— PROBLEM DETAILS —
Find and copy lines holding "Hanf".

[Items listed in a dataset]

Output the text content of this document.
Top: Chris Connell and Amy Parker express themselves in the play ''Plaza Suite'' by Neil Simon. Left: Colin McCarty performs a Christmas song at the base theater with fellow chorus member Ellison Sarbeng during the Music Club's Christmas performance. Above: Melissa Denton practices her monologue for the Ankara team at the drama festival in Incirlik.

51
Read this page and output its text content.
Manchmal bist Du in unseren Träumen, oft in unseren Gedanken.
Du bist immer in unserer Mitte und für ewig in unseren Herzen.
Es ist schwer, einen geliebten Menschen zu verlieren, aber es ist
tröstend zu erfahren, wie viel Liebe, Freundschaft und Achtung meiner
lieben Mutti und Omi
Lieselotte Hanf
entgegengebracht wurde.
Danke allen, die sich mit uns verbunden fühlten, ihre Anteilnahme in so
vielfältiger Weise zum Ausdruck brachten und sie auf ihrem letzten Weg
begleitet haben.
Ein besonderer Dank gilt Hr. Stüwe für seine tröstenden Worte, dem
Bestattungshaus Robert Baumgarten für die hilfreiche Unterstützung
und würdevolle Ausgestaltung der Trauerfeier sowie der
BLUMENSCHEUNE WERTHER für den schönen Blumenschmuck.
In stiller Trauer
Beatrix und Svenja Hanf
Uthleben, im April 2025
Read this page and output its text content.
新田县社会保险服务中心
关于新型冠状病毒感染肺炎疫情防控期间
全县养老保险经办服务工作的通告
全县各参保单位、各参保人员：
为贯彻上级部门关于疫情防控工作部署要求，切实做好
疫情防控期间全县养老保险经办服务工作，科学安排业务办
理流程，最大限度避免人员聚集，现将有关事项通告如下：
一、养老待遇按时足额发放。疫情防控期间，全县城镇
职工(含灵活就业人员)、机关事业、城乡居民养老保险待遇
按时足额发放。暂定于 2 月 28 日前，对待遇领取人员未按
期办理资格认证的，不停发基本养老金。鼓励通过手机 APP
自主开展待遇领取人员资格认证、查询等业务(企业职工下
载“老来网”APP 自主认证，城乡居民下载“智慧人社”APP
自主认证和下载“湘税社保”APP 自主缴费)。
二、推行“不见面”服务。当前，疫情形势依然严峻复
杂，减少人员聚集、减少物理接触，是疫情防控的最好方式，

— PROBLEM SOLUTION —
Lieselotte Hanf
Beatrix und Svenja Hanf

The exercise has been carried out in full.